Set problem ::
Extract, from the listing that follows, each line containing the word "title".

Stored data
[START]

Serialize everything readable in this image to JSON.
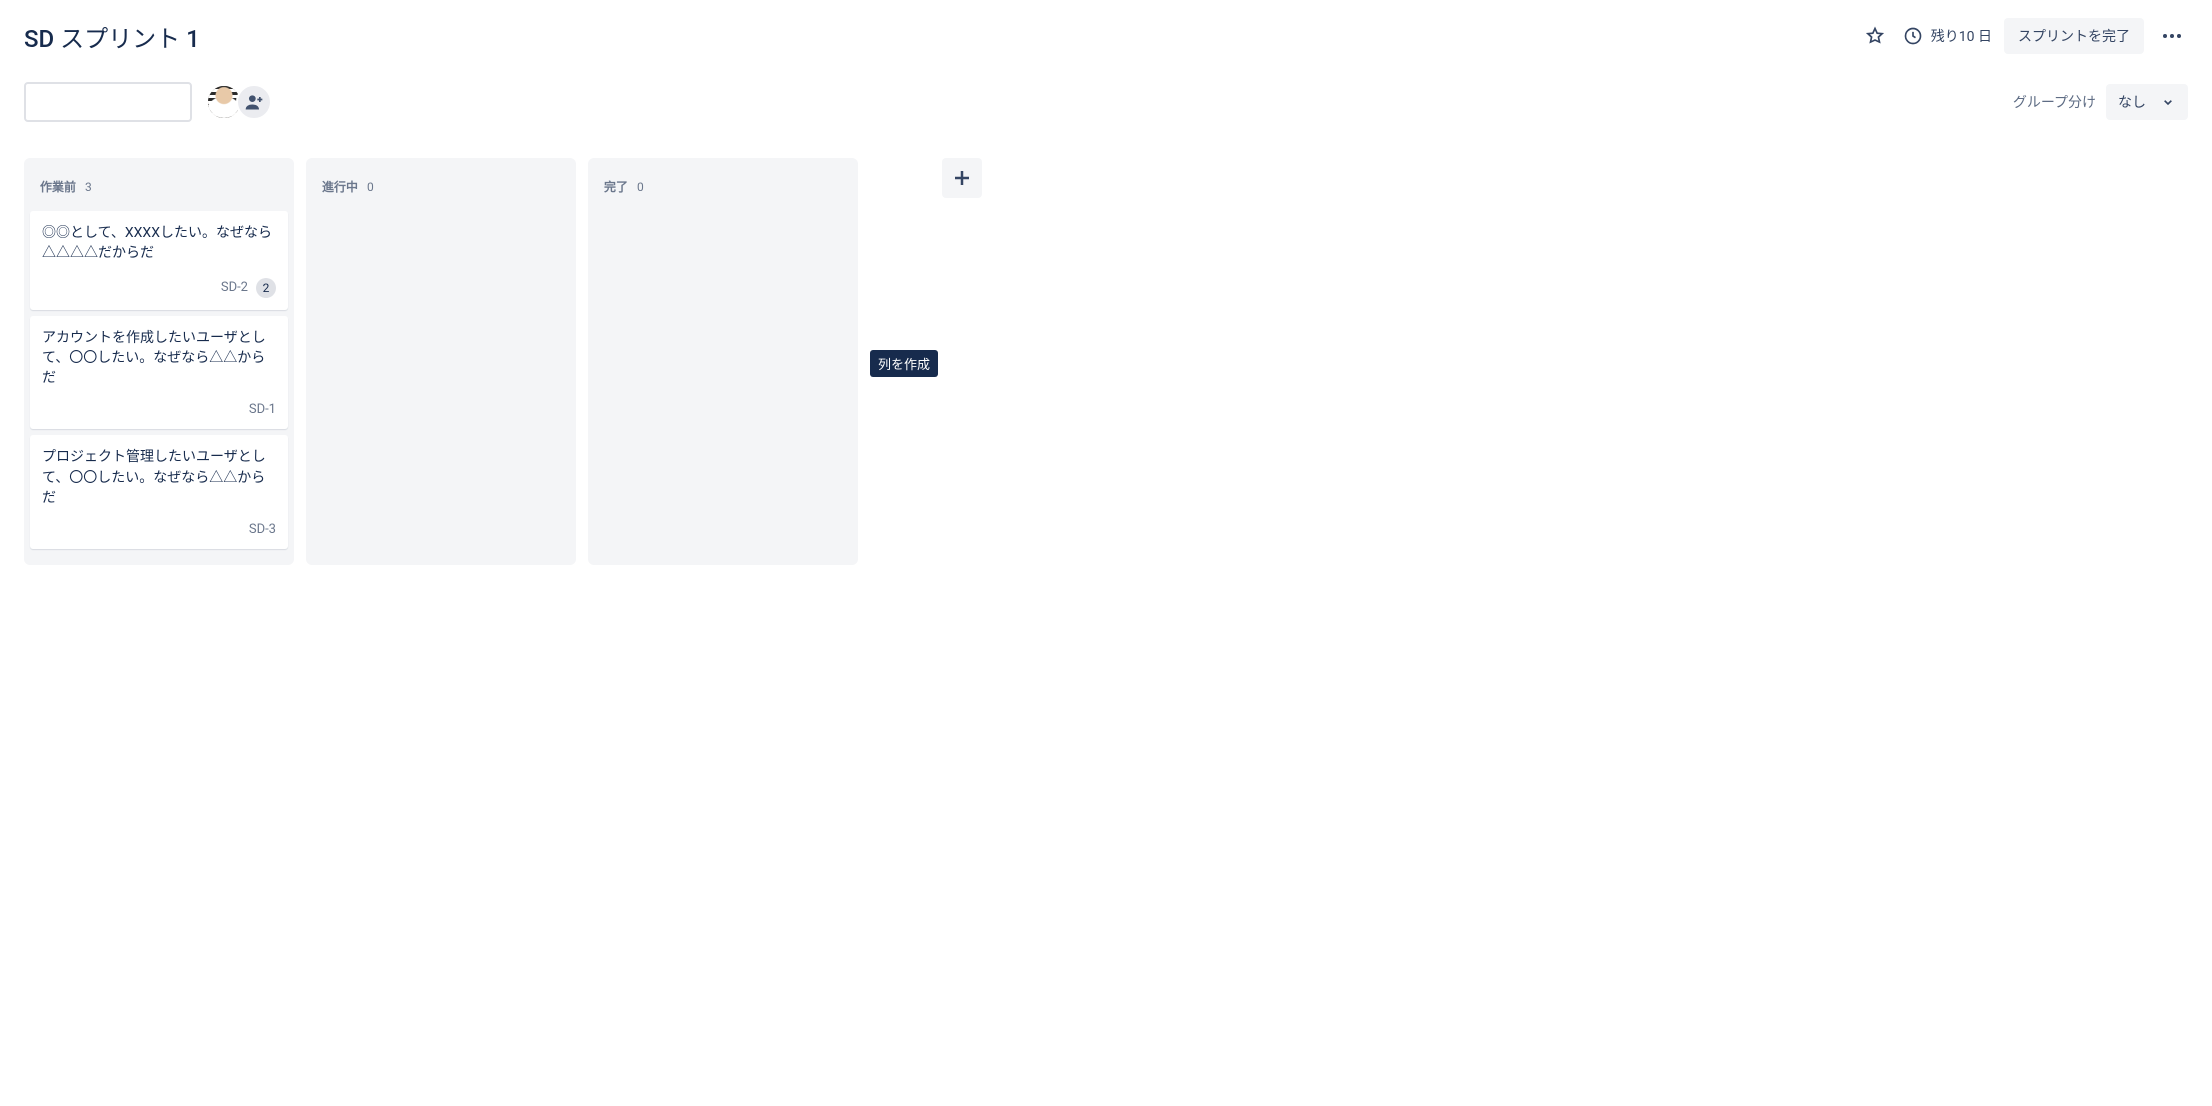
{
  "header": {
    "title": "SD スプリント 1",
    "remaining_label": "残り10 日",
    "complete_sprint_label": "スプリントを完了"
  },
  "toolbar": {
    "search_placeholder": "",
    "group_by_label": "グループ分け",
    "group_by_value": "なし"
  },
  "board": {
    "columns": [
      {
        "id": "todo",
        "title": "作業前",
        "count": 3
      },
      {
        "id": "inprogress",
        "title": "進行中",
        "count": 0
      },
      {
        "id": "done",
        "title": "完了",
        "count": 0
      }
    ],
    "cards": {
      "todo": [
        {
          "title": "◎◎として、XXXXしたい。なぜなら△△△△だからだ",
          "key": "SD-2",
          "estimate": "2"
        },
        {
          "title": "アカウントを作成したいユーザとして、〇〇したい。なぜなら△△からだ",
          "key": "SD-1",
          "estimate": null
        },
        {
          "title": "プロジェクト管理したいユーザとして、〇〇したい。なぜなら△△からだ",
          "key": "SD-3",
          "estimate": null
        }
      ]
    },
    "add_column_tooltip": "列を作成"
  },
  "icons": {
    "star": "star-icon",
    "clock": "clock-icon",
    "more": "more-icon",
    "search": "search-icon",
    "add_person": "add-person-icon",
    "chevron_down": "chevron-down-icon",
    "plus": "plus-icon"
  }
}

[END]

Answer to this exercise ::
    "title": "SD スプリント 1",
        "title": "作業前",
        "title": "進行中",
        "title": "完了",
          "title": "◎◎として、XXXXしたい。なぜなら△△△△だからだ",
          "title": "アカウントを作成したいユーザとして、〇〇したい。なぜなら△△からだ",
          "title": "プロジェクト管理したいユーザとして、〇〇したい。なぜなら△△からだ",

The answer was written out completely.